Omit images. Retype all entries verbatim.

=======

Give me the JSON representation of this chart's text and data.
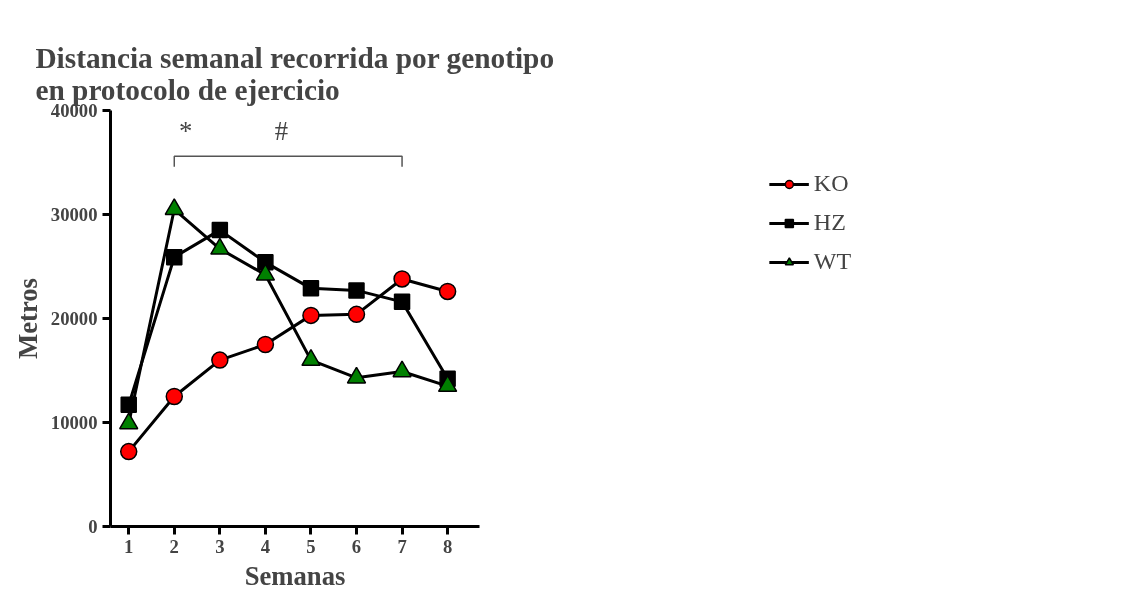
{
  "chart_data": {
    "type": "line",
    "title": "Distancia semanal recorrida por genotipo\nen protocolo de ejercicio",
    "xlabel": "Semanas",
    "ylabel": "Metros",
    "x": [
      1,
      2,
      3,
      4,
      5,
      6,
      7,
      8
    ],
    "xlim": [
      0.6,
      8.7
    ],
    "xticks": [
      1,
      2,
      3,
      4,
      5,
      6,
      7,
      8
    ],
    "ylim": [
      0,
      40000
    ],
    "yticks": [
      0,
      10000,
      20000,
      30000,
      40000
    ],
    "series": [
      {
        "name": "KO",
        "color": "#ff0000",
        "marker": "circle",
        "values": [
          7200,
          12500,
          16000,
          17500,
          20300,
          20400,
          23800,
          22600
        ]
      },
      {
        "name": "HZ",
        "color": "#000000",
        "marker": "square",
        "values": [
          11700,
          25900,
          28500,
          25400,
          22900,
          22700,
          21600,
          14200
        ]
      },
      {
        "name": "WT",
        "color": "#008000",
        "marker": "triangle",
        "values": [
          9900,
          30500,
          26700,
          24200,
          16000,
          14300,
          14900,
          13500
        ]
      }
    ],
    "annotations": [
      "*",
      "#"
    ],
    "grid": false,
    "legend": "right",
    "line_style": "solid"
  }
}
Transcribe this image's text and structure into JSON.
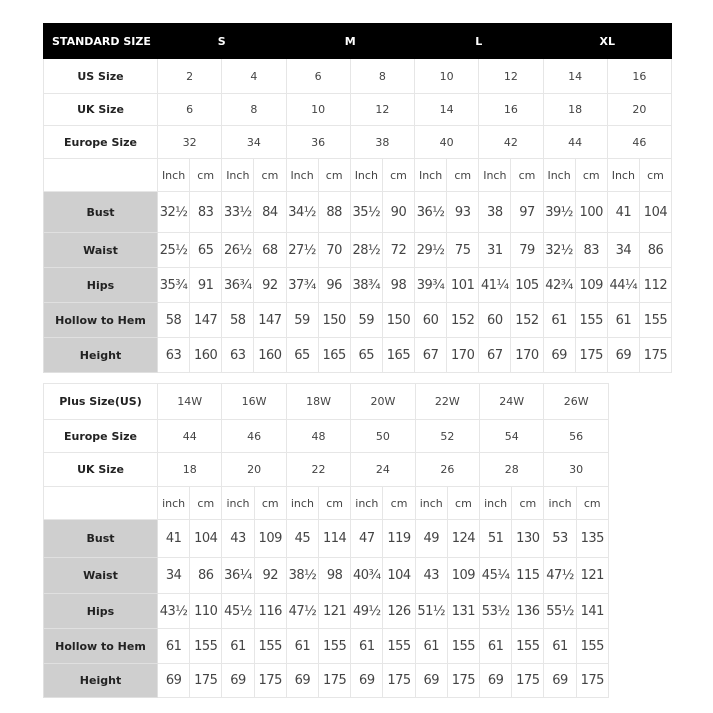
{
  "standard": {
    "header_label": "STANDARD SIZE",
    "groups": [
      "S",
      "M",
      "L",
      "XL"
    ],
    "size_rows": [
      {
        "label": "US Size",
        "values": [
          "2",
          "4",
          "6",
          "8",
          "10",
          "12",
          "14",
          "16"
        ]
      },
      {
        "label": "UK Size",
        "values": [
          "6",
          "8",
          "10",
          "12",
          "14",
          "16",
          "18",
          "20"
        ]
      },
      {
        "label": "Europe Size",
        "values": [
          "32",
          "34",
          "36",
          "38",
          "40",
          "42",
          "44",
          "46"
        ]
      }
    ],
    "units": [
      "Inch",
      "cm"
    ],
    "measure_rows": [
      {
        "label": "Bust",
        "values": [
          "32½",
          "83",
          "33½",
          "84",
          "34½",
          "88",
          "35½",
          "90",
          "36½",
          "93",
          "38",
          "97",
          "39½",
          "100",
          "41",
          "104"
        ]
      },
      {
        "label": "Waist",
        "values": [
          "25½",
          "65",
          "26½",
          "68",
          "27½",
          "70",
          "28½",
          "72",
          "29½",
          "75",
          "31",
          "79",
          "32½",
          "83",
          "34",
          "86"
        ]
      },
      {
        "label": "Hips",
        "values": [
          "35¾",
          "91",
          "36¾",
          "92",
          "37¾",
          "96",
          "38¾",
          "98",
          "39¾",
          "101",
          "41¼",
          "105",
          "42¾",
          "109",
          "44¼",
          "112"
        ]
      },
      {
        "label": "Hollow to Hem",
        "values": [
          "58",
          "147",
          "58",
          "147",
          "59",
          "150",
          "59",
          "150",
          "60",
          "152",
          "60",
          "152",
          "61",
          "155",
          "61",
          "155"
        ]
      },
      {
        "label": "Height",
        "values": [
          "63",
          "160",
          "63",
          "160",
          "65",
          "165",
          "65",
          "165",
          "67",
          "170",
          "67",
          "170",
          "69",
          "175",
          "69",
          "175"
        ]
      }
    ]
  },
  "plus": {
    "size_rows": [
      {
        "label": "Plus Size(US)",
        "values": [
          "14W",
          "16W",
          "18W",
          "20W",
          "22W",
          "24W",
          "26W"
        ]
      },
      {
        "label": "Europe Size",
        "values": [
          "44",
          "46",
          "48",
          "50",
          "52",
          "54",
          "56"
        ]
      },
      {
        "label": "UK Size",
        "values": [
          "18",
          "20",
          "22",
          "24",
          "26",
          "28",
          "30"
        ]
      }
    ],
    "units": [
      "inch",
      "cm"
    ],
    "measure_rows": [
      {
        "label": "Bust",
        "values": [
          "41",
          "104",
          "43",
          "109",
          "45",
          "114",
          "47",
          "119",
          "49",
          "124",
          "51",
          "130",
          "53",
          "135"
        ]
      },
      {
        "label": "Waist",
        "values": [
          "34",
          "86",
          "36¼",
          "92",
          "38½",
          "98",
          "40¾",
          "104",
          "43",
          "109",
          "45¼",
          "115",
          "47½",
          "121"
        ]
      },
      {
        "label": "Hips",
        "values": [
          "43½",
          "110",
          "45½",
          "116",
          "47½",
          "121",
          "49½",
          "126",
          "51½",
          "131",
          "53½",
          "136",
          "55½",
          "141"
        ]
      },
      {
        "label": "Hollow to Hem",
        "values": [
          "61",
          "155",
          "61",
          "155",
          "61",
          "155",
          "61",
          "155",
          "61",
          "155",
          "61",
          "155",
          "61",
          "155"
        ]
      },
      {
        "label": "Height",
        "values": [
          "69",
          "175",
          "69",
          "175",
          "69",
          "175",
          "69",
          "175",
          "69",
          "175",
          "69",
          "175",
          "69",
          "175"
        ]
      }
    ]
  },
  "colors": {
    "header_bg": "#000000",
    "label_bg": "#cfcfcf"
  }
}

=======

REPLY:
Give me the JSON representation of this chart's text and data.
{
  "chart_data": {
    "type": "line",
    "title": "Distancia semanal recorrida por genotipo\nen protocolo de ejercicio",
    "xlabel": "Semanas",
    "ylabel": "Metros",
    "x": [
      1,
      2,
      3,
      4,
      5,
      6,
      7,
      8
    ],
    "xlim": [
      0.6,
      8.7
    ],
    "xticks": [
      1,
      2,
      3,
      4,
      5,
      6,
      7,
      8
    ],
    "ylim": [
      0,
      40000
    ],
    "yticks": [
      0,
      10000,
      20000,
      30000,
      40000
    ],
    "series": [
      {
        "name": "KO",
        "color": "#ff0000",
        "marker": "circle",
        "values": [
          7200,
          12500,
          16000,
          17500,
          20300,
          20400,
          23800,
          22600
        ]
      },
      {
        "name": "HZ",
        "color": "#000000",
        "marker": "square",
        "values": [
          11700,
          25900,
          28500,
          25400,
          22900,
          22700,
          21600,
          14200
        ]
      },
      {
        "name": "WT",
        "color": "#008000",
        "marker": "triangle",
        "values": [
          9900,
          30500,
          26700,
          24200,
          16000,
          14300,
          14900,
          13500
        ]
      }
    ],
    "annotations": [
      "*",
      "#"
    ],
    "grid": false,
    "legend": "right",
    "line_style": "solid"
  }
}
Transcribe this image's text and structure into JSON.
{
  "standard": {
    "header_label": "STANDARD SIZE",
    "groups": [
      "S",
      "M",
      "L",
      "XL"
    ],
    "size_rows": [
      {
        "label": "US Size",
        "values": [
          "2",
          "4",
          "6",
          "8",
          "10",
          "12",
          "14",
          "16"
        ]
      },
      {
        "label": "UK Size",
        "values": [
          "6",
          "8",
          "10",
          "12",
          "14",
          "16",
          "18",
          "20"
        ]
      },
      {
        "label": "Europe Size",
        "values": [
          "32",
          "34",
          "36",
          "38",
          "40",
          "42",
          "44",
          "46"
        ]
      }
    ],
    "units": [
      "Inch",
      "cm"
    ],
    "measure_rows": [
      {
        "label": "Bust",
        "values": [
          "32½",
          "83",
          "33½",
          "84",
          "34½",
          "88",
          "35½",
          "90",
          "36½",
          "93",
          "38",
          "97",
          "39½",
          "100",
          "41",
          "104"
        ]
      },
      {
        "label": "Waist",
        "values": [
          "25½",
          "65",
          "26½",
          "68",
          "27½",
          "70",
          "28½",
          "72",
          "29½",
          "75",
          "31",
          "79",
          "32½",
          "83",
          "34",
          "86"
        ]
      },
      {
        "label": "Hips",
        "values": [
          "35¾",
          "91",
          "36¾",
          "92",
          "37¾",
          "96",
          "38¾",
          "98",
          "39¾",
          "101",
          "41¼",
          "105",
          "42¾",
          "109",
          "44¼",
          "112"
        ]
      },
      {
        "label": "Hollow to Hem",
        "values": [
          "58",
          "147",
          "58",
          "147",
          "59",
          "150",
          "59",
          "150",
          "60",
          "152",
          "60",
          "152",
          "61",
          "155",
          "61",
          "155"
        ]
      },
      {
        "label": "Height",
        "values": [
          "63",
          "160",
          "63",
          "160",
          "65",
          "165",
          "65",
          "165",
          "67",
          "170",
          "67",
          "170",
          "69",
          "175",
          "69",
          "175"
        ]
      }
    ]
  },
  "plus": {
    "size_rows": [
      {
        "label": "Plus Size(US)",
        "values": [
          "14W",
          "16W",
          "18W",
          "20W",
          "22W",
          "24W",
          "26W"
        ]
      },
      {
        "label": "Europe Size",
        "values": [
          "44",
          "46",
          "48",
          "50",
          "52",
          "54",
          "56"
        ]
      },
      {
        "label": "UK Size",
        "values": [
          "18",
          "20",
          "22",
          "24",
          "26",
          "28",
          "30"
        ]
      }
    ],
    "units": [
      "inch",
      "cm"
    ],
    "measure_rows": [
      {
        "label": "Bust",
        "values": [
          "41",
          "104",
          "43",
          "109",
          "45",
          "114",
          "47",
          "119",
          "49",
          "124",
          "51",
          "130",
          "53",
          "135"
        ]
      },
      {
        "label": "Waist",
        "values": [
          "34",
          "86",
          "36¼",
          "92",
          "38½",
          "98",
          "40¾",
          "104",
          "43",
          "109",
          "45¼",
          "115",
          "47½",
          "121"
        ]
      },
      {
        "label": "Hips",
        "values": [
          "43½",
          "110",
          "45½",
          "116",
          "47½",
          "121",
          "49½",
          "126",
          "51½",
          "131",
          "53½",
          "136",
          "55½",
          "141"
        ]
      },
      {
        "label": "Hollow to Hem",
        "values": [
          "61",
          "155",
          "61",
          "155",
          "61",
          "155",
          "61",
          "155",
          "61",
          "155",
          "61",
          "155",
          "61",
          "155"
        ]
      },
      {
        "label": "Height",
        "values": [
          "69",
          "175",
          "69",
          "175",
          "69",
          "175",
          "69",
          "175",
          "69",
          "175",
          "69",
          "175",
          "69",
          "175"
        ]
      }
    ]
  },
  "colors": {
    "header_bg": "#000000",
    "label_bg": "#cfcfcf"
  }
}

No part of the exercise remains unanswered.